▶ [WORK TO COMPLETE]:
According to the passage on the Lehr und Wehr Verein, on what date was the organization registered with the Illinois state authorities?

▶ [SOURCE EXCERPT]:
The Lehr und Wehr Verein ("Educational and Defense Society") was a socialist military organization founded in 1875, in Chicago, Illinois. The group had been formed to counter the armed private armies of companies in Chicago.

The Lehr und Wehr Verein (LWV) was registered with the Illinois state authorities on April 19, 1875, with about 30 Bohemian  and German members. The LWV trained and drilled in anticipation of an envisaged confrontation between Capital and Labor.

In 1879 the State Legislature passed an act establishing a state militia and obliging all other militias to obtain a license from the Governor. That December, the LWV paraded 40 strong, armed with rifles. They were headed by Herman Presser, a socialist worker armed with a saber. Presser was arrested, as the organization had no license.

[Data entries]
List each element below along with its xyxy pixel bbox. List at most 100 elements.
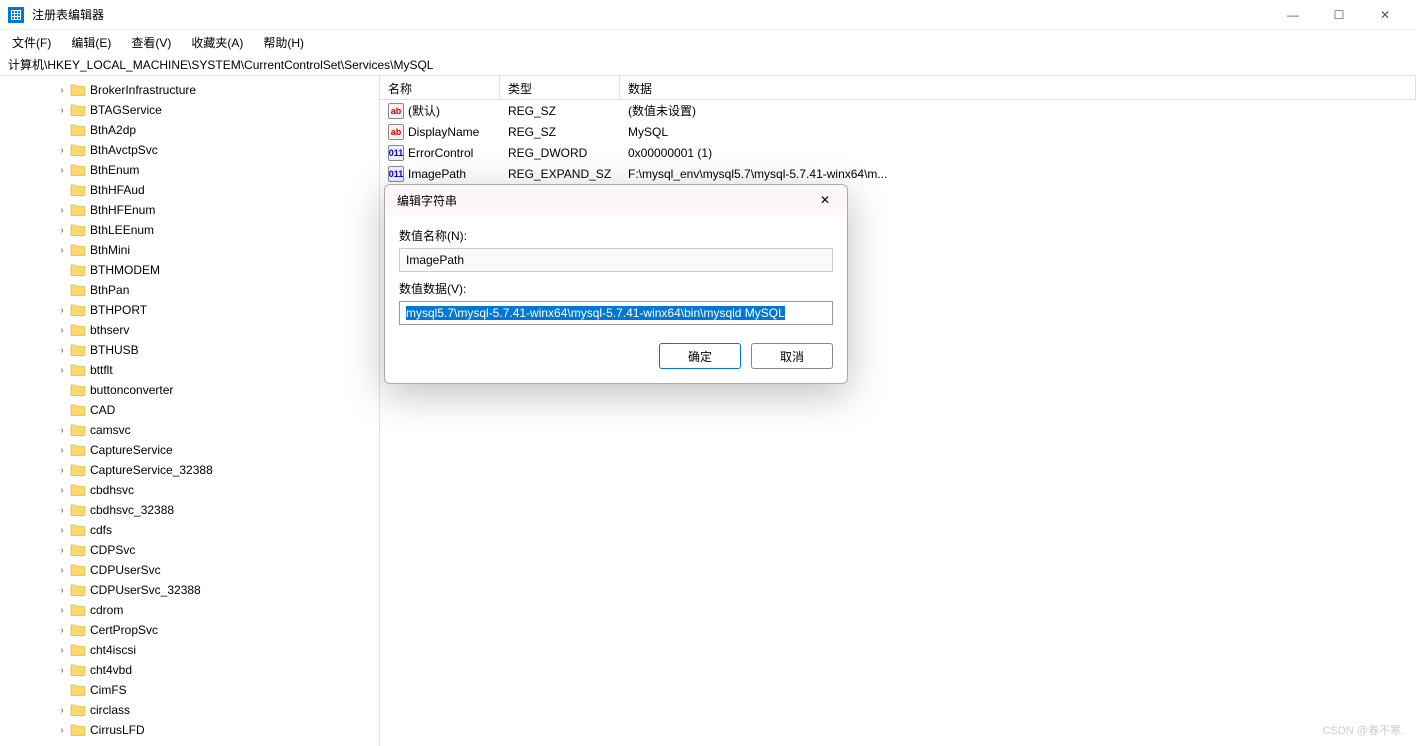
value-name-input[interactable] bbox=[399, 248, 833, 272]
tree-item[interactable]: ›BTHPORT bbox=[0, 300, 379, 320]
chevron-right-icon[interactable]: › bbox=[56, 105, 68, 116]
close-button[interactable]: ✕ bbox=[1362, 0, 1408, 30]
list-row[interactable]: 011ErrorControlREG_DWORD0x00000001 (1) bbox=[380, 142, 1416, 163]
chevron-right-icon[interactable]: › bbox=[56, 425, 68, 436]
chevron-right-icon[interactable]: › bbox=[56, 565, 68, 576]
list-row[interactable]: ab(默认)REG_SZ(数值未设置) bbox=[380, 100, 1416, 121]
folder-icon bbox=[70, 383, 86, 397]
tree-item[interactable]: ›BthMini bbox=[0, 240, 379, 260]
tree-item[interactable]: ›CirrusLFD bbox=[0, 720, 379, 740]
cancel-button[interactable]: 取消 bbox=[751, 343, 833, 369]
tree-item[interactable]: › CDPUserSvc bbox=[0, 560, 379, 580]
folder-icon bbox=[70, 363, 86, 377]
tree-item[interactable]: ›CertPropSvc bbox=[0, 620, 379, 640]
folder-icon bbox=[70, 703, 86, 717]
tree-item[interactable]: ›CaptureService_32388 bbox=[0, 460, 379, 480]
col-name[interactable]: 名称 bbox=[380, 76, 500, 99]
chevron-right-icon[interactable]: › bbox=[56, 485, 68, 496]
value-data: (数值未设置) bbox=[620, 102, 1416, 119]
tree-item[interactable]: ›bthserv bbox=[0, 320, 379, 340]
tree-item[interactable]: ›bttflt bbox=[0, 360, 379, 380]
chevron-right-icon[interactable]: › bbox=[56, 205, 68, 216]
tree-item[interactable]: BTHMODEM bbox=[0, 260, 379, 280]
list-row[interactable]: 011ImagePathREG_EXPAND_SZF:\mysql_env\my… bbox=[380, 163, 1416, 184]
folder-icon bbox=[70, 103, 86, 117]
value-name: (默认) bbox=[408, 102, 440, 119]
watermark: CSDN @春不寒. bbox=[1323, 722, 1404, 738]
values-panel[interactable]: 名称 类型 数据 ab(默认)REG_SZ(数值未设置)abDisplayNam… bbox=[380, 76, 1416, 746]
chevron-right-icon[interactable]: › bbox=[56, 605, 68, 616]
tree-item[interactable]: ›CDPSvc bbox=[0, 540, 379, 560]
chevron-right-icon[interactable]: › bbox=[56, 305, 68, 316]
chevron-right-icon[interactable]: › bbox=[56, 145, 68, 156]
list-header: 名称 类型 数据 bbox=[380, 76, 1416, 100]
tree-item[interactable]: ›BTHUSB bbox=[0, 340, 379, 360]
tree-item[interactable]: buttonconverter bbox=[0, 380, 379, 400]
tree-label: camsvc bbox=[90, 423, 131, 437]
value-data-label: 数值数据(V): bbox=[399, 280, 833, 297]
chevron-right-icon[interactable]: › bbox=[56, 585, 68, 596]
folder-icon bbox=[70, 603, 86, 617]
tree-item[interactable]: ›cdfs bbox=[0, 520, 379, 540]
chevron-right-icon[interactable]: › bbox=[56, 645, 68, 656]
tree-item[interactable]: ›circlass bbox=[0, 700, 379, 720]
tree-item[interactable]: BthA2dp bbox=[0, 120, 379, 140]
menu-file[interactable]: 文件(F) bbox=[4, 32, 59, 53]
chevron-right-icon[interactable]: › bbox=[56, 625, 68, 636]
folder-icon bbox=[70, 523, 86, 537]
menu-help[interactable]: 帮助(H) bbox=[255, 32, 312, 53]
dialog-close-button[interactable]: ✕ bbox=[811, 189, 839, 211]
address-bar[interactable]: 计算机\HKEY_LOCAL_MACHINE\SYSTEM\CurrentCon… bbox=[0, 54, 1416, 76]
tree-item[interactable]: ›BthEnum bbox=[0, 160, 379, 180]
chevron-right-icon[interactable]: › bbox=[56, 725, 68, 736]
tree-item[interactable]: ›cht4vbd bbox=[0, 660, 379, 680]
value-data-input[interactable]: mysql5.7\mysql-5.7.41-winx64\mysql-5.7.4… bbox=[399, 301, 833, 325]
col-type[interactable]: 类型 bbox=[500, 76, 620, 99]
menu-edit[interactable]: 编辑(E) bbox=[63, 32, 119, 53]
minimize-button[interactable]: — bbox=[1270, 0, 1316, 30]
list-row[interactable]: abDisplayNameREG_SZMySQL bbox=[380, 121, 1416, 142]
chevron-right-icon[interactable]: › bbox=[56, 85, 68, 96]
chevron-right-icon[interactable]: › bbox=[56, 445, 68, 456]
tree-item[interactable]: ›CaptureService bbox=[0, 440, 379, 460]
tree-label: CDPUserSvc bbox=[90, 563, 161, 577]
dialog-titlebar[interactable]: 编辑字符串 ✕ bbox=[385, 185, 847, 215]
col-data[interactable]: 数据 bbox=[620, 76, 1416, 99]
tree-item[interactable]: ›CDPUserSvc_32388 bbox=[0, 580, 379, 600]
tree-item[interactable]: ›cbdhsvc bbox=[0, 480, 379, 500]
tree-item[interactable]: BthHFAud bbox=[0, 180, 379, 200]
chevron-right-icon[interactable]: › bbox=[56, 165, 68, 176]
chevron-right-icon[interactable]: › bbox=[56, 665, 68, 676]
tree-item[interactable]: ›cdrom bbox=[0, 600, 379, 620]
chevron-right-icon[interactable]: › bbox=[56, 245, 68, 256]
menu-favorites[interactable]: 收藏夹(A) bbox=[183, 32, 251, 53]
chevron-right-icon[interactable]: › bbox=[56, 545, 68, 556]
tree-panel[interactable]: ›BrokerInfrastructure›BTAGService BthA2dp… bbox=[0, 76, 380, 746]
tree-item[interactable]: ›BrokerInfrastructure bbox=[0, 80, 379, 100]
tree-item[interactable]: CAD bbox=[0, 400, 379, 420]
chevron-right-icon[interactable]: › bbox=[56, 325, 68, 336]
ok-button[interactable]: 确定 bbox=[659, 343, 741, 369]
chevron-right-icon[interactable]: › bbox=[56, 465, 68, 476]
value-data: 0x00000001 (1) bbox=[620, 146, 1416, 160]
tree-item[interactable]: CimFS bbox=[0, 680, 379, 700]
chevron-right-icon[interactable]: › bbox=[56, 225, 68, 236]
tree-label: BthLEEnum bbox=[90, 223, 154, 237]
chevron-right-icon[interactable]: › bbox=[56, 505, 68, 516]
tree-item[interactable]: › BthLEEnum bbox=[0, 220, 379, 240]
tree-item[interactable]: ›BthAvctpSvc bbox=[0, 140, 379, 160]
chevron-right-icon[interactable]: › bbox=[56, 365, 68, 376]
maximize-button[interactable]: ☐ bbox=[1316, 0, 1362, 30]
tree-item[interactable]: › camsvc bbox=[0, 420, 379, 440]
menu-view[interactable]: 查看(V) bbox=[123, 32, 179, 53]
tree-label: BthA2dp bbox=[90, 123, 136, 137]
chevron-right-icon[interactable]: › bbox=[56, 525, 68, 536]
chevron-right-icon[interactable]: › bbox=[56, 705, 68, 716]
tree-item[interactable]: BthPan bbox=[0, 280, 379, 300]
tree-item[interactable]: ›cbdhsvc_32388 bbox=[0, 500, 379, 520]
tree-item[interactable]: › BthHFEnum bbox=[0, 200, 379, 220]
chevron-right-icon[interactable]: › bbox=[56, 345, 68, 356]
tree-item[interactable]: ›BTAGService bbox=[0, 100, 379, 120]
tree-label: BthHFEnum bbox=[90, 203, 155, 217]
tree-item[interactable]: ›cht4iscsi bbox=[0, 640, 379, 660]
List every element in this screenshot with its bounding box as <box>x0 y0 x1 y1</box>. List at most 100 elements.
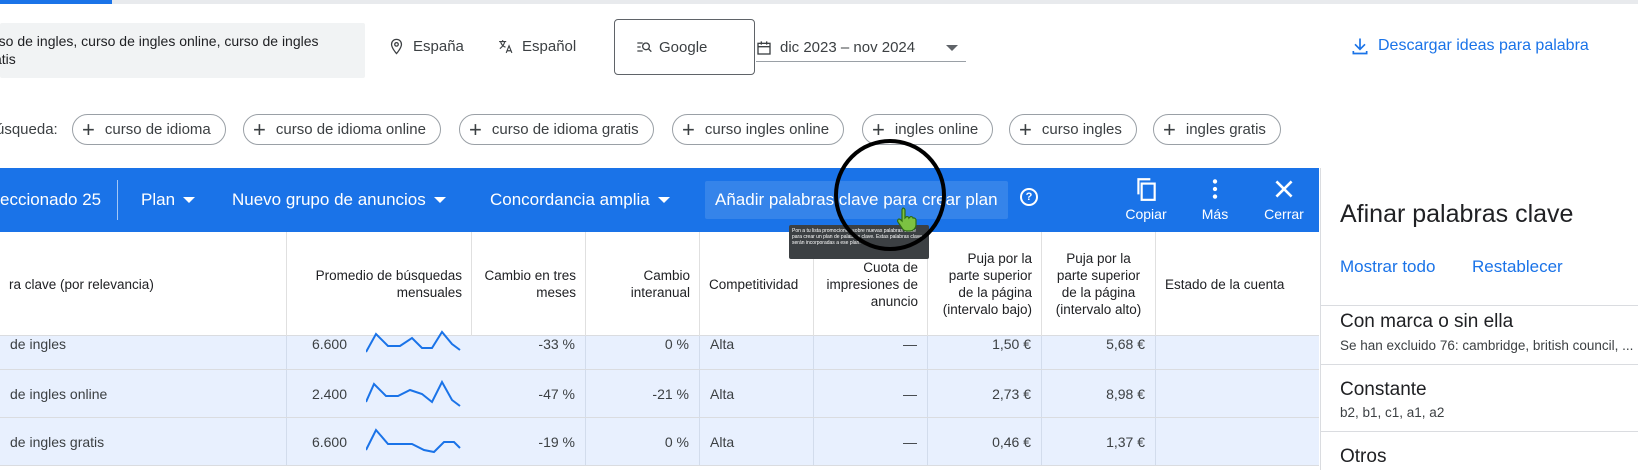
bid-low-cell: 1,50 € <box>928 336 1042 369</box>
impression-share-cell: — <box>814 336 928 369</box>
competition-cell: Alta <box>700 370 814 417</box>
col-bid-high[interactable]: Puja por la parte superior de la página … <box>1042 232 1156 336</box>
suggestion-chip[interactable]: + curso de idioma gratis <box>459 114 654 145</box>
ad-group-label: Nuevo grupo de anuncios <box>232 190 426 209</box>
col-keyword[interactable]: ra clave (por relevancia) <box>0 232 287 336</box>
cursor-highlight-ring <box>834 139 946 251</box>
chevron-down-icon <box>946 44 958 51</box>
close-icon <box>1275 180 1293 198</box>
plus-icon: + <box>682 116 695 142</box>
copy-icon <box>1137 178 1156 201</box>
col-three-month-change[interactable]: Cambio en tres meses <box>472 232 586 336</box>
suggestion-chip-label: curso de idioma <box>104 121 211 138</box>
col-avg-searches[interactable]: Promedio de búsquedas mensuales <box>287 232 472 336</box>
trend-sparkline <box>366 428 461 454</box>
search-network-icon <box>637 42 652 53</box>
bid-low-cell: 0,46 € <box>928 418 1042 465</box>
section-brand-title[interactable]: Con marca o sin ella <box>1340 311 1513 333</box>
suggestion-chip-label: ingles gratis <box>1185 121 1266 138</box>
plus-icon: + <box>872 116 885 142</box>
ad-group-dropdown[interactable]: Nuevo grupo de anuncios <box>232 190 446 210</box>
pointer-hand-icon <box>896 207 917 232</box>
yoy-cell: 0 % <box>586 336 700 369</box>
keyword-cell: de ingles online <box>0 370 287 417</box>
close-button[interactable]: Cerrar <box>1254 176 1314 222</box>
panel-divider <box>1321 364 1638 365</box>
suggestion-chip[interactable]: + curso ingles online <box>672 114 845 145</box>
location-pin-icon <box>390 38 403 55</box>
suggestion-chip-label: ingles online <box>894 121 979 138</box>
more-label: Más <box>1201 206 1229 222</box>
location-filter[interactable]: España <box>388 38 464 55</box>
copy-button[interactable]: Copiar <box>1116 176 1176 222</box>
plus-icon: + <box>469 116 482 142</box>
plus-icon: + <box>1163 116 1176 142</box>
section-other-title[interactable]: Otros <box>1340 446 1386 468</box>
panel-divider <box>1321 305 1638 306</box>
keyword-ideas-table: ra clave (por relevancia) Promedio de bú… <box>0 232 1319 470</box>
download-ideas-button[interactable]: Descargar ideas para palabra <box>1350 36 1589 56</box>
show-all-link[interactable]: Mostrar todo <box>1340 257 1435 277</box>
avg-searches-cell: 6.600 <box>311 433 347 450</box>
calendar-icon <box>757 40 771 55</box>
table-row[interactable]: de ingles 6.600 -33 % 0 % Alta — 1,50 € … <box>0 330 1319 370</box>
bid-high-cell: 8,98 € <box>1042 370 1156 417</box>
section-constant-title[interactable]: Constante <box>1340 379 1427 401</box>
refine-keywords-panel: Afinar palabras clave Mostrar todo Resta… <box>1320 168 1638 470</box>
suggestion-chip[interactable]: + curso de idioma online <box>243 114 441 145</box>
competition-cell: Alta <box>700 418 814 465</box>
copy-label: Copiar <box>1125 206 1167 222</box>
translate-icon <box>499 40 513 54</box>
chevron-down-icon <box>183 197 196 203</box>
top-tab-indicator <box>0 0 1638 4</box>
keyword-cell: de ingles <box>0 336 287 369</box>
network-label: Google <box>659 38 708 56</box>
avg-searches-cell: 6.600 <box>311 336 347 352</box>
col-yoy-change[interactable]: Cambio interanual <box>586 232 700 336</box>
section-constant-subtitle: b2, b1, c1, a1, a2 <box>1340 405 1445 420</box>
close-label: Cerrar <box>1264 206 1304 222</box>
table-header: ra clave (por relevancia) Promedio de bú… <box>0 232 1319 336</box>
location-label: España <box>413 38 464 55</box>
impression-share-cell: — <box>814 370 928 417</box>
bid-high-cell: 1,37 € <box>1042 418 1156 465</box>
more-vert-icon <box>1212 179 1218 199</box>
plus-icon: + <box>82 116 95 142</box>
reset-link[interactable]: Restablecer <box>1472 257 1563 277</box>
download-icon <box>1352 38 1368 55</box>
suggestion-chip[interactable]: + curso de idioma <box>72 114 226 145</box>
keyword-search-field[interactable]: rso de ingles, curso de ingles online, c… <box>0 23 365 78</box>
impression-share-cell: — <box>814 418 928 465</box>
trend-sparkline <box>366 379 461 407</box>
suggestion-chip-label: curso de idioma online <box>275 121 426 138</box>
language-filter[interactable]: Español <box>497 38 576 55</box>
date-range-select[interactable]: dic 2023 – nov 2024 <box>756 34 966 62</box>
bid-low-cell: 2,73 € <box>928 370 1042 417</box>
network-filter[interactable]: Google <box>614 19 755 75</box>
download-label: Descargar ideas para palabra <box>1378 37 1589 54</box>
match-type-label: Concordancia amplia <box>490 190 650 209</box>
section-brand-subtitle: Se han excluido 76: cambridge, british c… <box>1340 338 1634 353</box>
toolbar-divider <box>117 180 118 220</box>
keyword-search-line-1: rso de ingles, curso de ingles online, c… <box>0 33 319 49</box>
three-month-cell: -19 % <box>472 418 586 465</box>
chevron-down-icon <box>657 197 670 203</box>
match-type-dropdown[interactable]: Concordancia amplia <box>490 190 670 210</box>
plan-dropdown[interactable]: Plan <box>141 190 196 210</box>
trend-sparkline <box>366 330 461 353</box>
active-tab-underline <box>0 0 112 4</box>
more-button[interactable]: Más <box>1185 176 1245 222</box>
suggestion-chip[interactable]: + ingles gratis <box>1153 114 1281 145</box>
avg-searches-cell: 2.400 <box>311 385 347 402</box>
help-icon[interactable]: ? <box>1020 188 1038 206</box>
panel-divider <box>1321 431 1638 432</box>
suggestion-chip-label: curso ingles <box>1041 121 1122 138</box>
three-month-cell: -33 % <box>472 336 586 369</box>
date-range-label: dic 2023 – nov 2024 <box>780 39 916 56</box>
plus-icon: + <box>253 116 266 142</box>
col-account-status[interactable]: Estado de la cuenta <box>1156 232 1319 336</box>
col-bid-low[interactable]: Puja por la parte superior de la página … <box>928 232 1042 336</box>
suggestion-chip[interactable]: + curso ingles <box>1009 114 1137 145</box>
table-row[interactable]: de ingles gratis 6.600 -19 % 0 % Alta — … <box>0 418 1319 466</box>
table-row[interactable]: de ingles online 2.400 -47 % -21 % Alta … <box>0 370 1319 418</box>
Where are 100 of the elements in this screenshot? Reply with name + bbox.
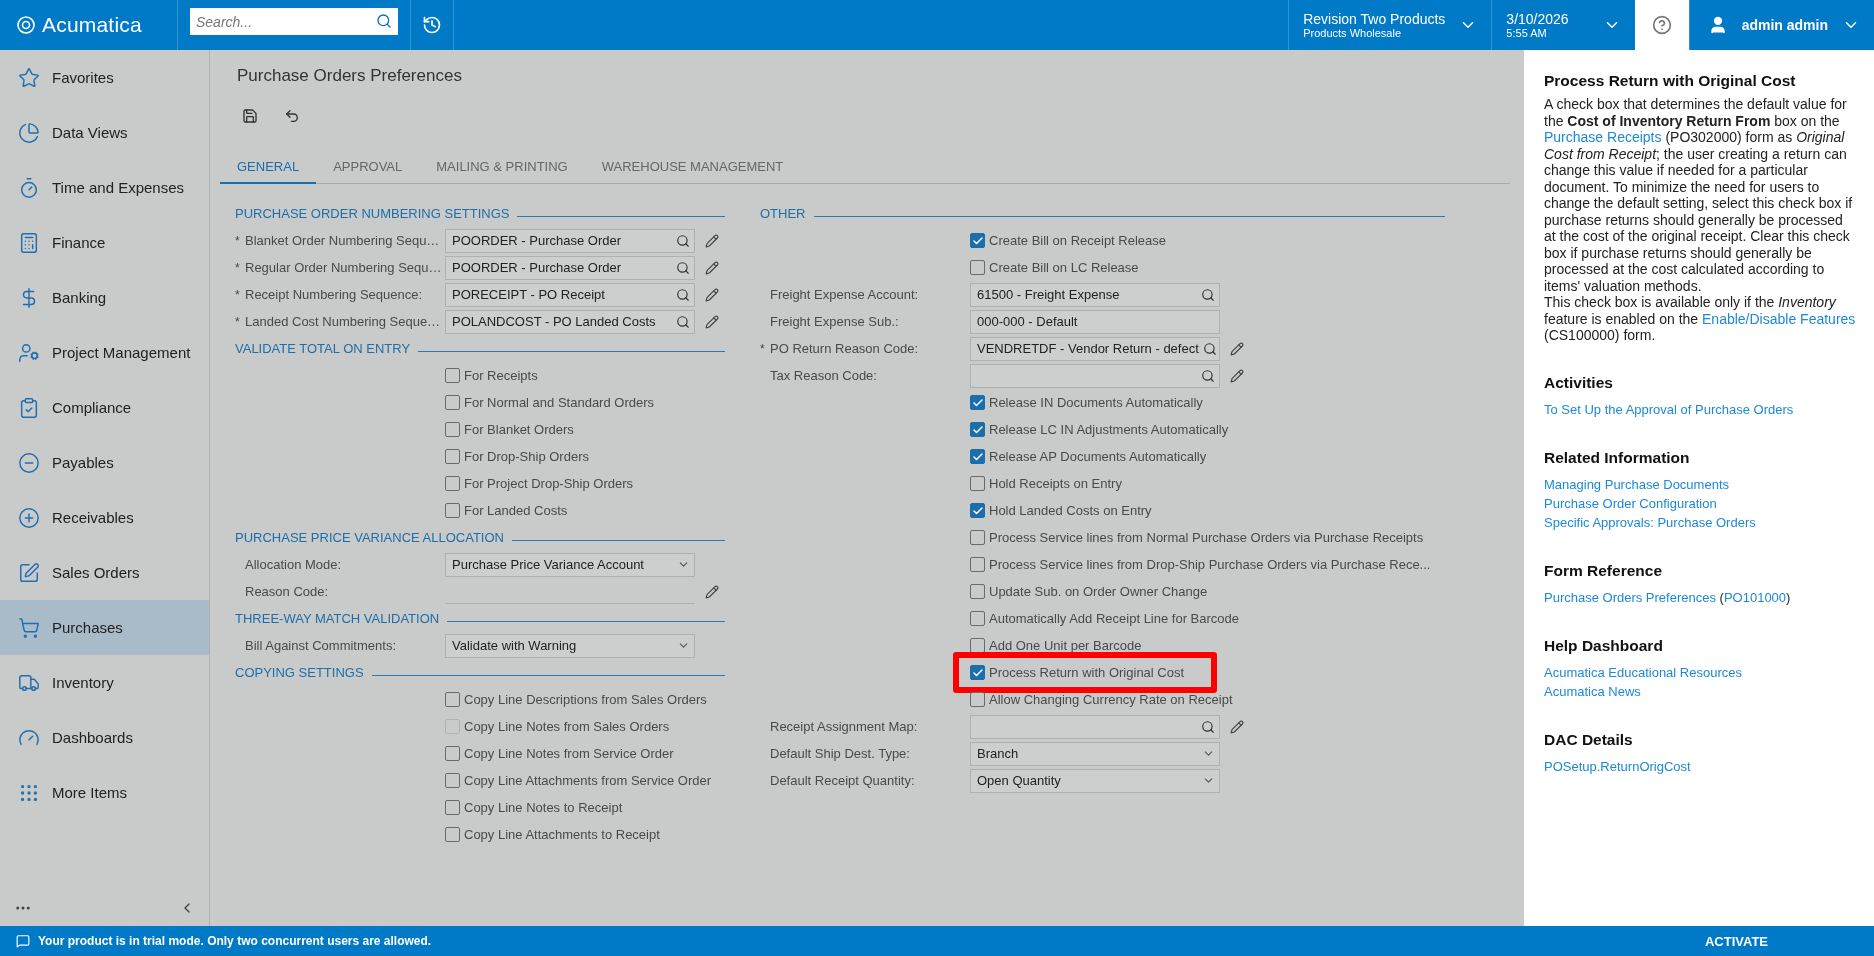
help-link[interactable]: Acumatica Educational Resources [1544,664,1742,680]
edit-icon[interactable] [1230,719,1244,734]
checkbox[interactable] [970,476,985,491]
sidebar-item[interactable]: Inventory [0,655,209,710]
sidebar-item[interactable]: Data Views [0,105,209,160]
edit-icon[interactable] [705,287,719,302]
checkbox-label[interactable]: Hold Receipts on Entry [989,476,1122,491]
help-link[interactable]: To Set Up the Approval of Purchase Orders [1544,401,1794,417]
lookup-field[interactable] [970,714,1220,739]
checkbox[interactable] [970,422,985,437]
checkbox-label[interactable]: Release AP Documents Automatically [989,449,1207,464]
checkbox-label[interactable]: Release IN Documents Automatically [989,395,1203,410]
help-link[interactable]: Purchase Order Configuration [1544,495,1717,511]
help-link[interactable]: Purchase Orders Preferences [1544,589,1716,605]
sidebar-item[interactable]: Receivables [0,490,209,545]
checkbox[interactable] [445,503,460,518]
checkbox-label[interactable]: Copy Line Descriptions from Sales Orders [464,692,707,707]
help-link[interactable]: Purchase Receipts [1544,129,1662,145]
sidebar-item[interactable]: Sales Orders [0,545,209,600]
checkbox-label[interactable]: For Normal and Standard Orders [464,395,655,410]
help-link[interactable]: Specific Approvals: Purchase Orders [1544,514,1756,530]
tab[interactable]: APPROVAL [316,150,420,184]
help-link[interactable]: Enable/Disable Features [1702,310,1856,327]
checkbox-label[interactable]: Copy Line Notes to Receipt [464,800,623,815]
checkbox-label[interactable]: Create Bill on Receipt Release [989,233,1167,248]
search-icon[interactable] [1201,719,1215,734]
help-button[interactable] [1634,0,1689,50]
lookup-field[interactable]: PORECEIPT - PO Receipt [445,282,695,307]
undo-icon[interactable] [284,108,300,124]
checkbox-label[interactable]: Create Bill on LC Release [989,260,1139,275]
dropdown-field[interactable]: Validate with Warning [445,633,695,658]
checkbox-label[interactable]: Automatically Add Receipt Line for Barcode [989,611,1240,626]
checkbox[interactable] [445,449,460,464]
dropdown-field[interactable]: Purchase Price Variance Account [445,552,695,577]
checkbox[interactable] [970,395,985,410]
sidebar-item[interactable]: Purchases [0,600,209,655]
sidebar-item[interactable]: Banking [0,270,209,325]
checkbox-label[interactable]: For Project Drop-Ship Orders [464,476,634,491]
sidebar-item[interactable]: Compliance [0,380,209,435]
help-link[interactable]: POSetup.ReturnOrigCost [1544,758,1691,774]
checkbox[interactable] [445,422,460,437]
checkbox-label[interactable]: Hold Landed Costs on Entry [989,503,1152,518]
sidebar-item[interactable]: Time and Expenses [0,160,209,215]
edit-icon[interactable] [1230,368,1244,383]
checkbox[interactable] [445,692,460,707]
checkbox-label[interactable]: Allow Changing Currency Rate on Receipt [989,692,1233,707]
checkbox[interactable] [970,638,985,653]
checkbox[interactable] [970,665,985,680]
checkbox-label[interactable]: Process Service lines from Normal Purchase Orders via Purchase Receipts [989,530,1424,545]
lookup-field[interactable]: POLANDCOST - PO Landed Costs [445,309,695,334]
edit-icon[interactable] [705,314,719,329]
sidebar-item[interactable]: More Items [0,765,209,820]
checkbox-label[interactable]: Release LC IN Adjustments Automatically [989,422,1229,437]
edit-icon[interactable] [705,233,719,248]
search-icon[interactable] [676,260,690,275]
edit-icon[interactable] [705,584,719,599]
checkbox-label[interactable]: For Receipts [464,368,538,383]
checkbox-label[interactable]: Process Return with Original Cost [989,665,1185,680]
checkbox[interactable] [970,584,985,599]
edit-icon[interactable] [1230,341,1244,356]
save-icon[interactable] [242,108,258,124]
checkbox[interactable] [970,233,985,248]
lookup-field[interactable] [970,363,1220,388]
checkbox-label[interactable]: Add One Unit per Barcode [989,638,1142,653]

▶ [WORKED ANSWER]:
April 19, 1875.